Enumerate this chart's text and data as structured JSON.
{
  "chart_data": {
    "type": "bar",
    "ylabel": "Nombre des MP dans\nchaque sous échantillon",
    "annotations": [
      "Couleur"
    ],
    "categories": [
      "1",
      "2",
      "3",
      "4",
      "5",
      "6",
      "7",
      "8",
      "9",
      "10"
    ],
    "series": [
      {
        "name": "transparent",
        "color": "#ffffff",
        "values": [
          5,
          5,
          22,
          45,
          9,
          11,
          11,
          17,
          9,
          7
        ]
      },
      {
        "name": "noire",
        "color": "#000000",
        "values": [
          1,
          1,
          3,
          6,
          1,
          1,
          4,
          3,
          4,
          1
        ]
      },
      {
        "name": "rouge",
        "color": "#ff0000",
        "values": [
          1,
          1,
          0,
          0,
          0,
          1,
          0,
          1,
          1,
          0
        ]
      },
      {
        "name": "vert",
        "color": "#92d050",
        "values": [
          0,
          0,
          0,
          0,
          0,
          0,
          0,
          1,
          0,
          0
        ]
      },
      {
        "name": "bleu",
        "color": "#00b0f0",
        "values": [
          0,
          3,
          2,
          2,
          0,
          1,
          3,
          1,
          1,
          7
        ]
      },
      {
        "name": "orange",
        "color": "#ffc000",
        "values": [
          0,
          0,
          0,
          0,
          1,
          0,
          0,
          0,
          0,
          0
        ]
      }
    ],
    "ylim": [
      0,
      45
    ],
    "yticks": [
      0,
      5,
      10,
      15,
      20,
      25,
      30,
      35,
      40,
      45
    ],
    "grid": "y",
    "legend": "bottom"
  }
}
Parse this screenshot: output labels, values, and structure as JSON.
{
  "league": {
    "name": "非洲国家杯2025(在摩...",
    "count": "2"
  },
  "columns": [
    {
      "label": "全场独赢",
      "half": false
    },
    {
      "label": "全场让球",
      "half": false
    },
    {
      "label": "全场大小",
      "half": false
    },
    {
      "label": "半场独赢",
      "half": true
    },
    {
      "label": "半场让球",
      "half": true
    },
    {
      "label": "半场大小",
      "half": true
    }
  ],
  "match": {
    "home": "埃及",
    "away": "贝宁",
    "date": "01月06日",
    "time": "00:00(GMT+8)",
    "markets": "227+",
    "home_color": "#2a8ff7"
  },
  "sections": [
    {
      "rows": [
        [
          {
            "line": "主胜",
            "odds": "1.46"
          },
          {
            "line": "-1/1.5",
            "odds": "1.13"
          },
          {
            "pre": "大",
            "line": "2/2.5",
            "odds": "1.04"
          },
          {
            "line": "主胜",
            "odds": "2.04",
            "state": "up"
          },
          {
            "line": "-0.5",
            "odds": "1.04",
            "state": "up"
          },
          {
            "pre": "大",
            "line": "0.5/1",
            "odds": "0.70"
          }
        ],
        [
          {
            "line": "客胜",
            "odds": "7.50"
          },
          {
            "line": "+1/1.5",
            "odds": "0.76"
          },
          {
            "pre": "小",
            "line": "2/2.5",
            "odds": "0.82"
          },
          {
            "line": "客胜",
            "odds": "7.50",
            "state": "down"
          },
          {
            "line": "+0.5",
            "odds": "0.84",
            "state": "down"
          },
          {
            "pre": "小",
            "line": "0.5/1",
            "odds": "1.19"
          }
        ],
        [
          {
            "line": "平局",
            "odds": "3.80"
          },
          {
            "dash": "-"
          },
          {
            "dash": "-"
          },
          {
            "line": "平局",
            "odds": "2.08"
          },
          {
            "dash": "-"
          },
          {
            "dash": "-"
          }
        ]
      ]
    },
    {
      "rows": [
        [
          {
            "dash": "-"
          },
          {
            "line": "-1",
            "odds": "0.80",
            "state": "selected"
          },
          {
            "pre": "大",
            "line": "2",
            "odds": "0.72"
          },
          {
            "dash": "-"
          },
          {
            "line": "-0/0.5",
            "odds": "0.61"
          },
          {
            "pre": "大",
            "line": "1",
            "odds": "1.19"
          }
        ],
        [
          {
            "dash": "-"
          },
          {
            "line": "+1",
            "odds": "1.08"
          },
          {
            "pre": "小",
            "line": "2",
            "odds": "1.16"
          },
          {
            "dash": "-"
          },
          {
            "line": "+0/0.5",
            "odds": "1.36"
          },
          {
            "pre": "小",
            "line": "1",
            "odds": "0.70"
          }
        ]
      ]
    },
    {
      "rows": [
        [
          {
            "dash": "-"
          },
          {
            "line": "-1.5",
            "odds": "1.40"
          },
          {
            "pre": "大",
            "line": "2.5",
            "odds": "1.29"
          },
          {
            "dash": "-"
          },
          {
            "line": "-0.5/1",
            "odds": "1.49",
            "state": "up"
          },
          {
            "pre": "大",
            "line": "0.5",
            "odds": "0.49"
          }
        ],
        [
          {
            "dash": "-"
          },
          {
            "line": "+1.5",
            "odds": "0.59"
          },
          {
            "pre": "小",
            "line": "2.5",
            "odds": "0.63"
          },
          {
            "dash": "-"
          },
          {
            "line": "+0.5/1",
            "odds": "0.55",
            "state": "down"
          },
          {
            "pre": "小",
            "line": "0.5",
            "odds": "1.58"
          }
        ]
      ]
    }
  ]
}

◇ ◇ ◇ ◇ ◇

▸ **CHALLENGE**
Copy each line of the data above without altering a single character.

▸ **EXPECTED ANSWER**
Enumerate this chart's text and data as structured JSON.
{
  "chart_data": {
    "type": "bar",
    "ylabel": "Nombre des MP dans\nchaque sous échantillon",
    "annotations": [
      "Couleur"
    ],
    "categories": [
      "1",
      "2",
      "3",
      "4",
      "5",
      "6",
      "7",
      "8",
      "9",
      "10"
    ],
    "series": [
      {
        "name": "transparent",
        "color": "#ffffff",
        "values": [
          5,
          5,
          22,
          45,
          9,
          11,
          11,
          17,
          9,
          7
        ]
      },
      {
        "name": "noire",
        "color": "#000000",
        "values": [
          1,
          1,
          3,
          6,
          1,
          1,
          4,
          3,
          4,
          1
        ]
      },
      {
        "name": "rouge",
        "color": "#ff0000",
        "values": [
          1,
          1,
          0,
          0,
          0,
          1,
          0,
          1,
          1,
          0
        ]
      },
      {
        "name": "vert",
        "color": "#92d050",
        "values": [
          0,
          0,
          0,
          0,
          0,
          0,
          0,
          1,
          0,
          0
        ]
      },
      {
        "name": "bleu",
        "color": "#00b0f0",
        "values": [
          0,
          3,
          2,
          2,
          0,
          1,
          3,
          1,
          1,
          7
        ]
      },
      {
        "name": "orange",
        "color": "#ffc000",
        "values": [
          0,
          0,
          0,
          0,
          1,
          0,
          0,
          0,
          0,
          0
        ]
      }
    ],
    "ylim": [
      0,
      45
    ],
    "yticks": [
      0,
      5,
      10,
      15,
      20,
      25,
      30,
      35,
      40,
      45
    ],
    "grid": "y",
    "legend": "bottom"
  }
}
Parse this screenshot: output labels, values, and structure as JSON.
{
  "league": {
    "name": "非洲国家杯2025(在摩...",
    "count": "2"
  },
  "columns": [
    {
      "label": "全场独赢",
      "half": false
    },
    {
      "label": "全场让球",
      "half": false
    },
    {
      "label": "全场大小",
      "half": false
    },
    {
      "label": "半场独赢",
      "half": true
    },
    {
      "label": "半场让球",
      "half": true
    },
    {
      "label": "半场大小",
      "half": true
    }
  ],
  "match": {
    "home": "埃及",
    "away": "贝宁",
    "date": "01月06日",
    "time": "00:00(GMT+8)",
    "markets": "227+",
    "home_color": "#2a8ff7"
  },
  "sections": [
    {
      "rows": [
        [
          {
            "line": "主胜",
            "odds": "1.46"
          },
          {
            "line": "-1/1.5",
            "odds": "1.13"
          },
          {
            "pre": "大",
            "line": "2/2.5",
            "odds": "1.04"
          },
          {
            "line": "主胜",
            "odds": "2.04",
            "state": "up"
          },
          {
            "line": "-0.5",
            "odds": "1.04",
            "state": "up"
          },
          {
            "pre": "大",
            "line": "0.5/1",
            "odds": "0.70"
          }
        ],
        [
          {
            "line": "客胜",
            "odds": "7.50"
          },
          {
            "line": "+1/1.5",
            "odds": "0.76"
          },
          {
            "pre": "小",
            "line": "2/2.5",
            "odds": "0.82"
          },
          {
            "line": "客胜",
            "odds": "7.50",
            "state": "down"
          },
          {
            "line": "+0.5",
            "odds": "0.84",
            "state": "down"
          },
          {
            "pre": "小",
            "line": "0.5/1",
            "odds": "1.19"
          }
        ],
        [
          {
            "line": "平局",
            "odds": "3.80"
          },
          {
            "dash": "-"
          },
          {
            "dash": "-"
          },
          {
            "line": "平局",
            "odds": "2.08"
          },
          {
            "dash": "-"
          },
          {
            "dash": "-"
          }
        ]
      ]
    },
    {
      "rows": [
        [
          {
            "dash": "-"
          },
          {
            "line": "-1",
            "odds": "0.80",
            "state": "selected"
          },
          {
            "pre": "大",
            "line": "2",
            "odds": "0.72"
          },
          {
            "dash": "-"
          },
          {
            "line": "-0/0.5",
            "odds": "0.61"
          },
          {
            "pre": "大",
            "line": "1",
            "odds": "1.19"
          }
        ],
        [
          {
            "dash": "-"
          },
          {
            "line": "+1",
            "odds": "1.08"
          },
          {
            "pre": "小",
            "line": "2",
            "odds": "1.16"
          },
          {
            "dash": "-"
          },
          {
            "line": "+0/0.5",
            "odds": "1.36"
          },
          {
            "pre": "小",
            "line": "1",
            "odds": "0.70"
          }
        ]
      ]
    },
    {
      "rows": [
        [
          {
            "dash": "-"
          },
          {
            "line": "-1.5",
            "odds": "1.40"
          },
          {
            "pre": "大",
            "line": "2.5",
            "odds": "1.29"
          },
          {
            "dash": "-"
          },
          {
            "line": "-0.5/1",
            "odds": "1.49",
            "state": "up"
          },
          {
            "pre": "大",
            "line": "0.5",
            "odds": "0.49"
          }
        ],
        [
          {
            "dash": "-"
          },
          {
            "line": "+1.5",
            "odds": "0.59"
          },
          {
            "pre": "小",
            "line": "2.5",
            "odds": "0.63"
          },
          {
            "dash": "-"
          },
          {
            "line": "+0.5/1",
            "odds": "0.55",
            "state": "down"
          },
          {
            "pre": "小",
            "line": "0.5",
            "odds": "1.58"
          }
        ]
      ]
    }
  ]
}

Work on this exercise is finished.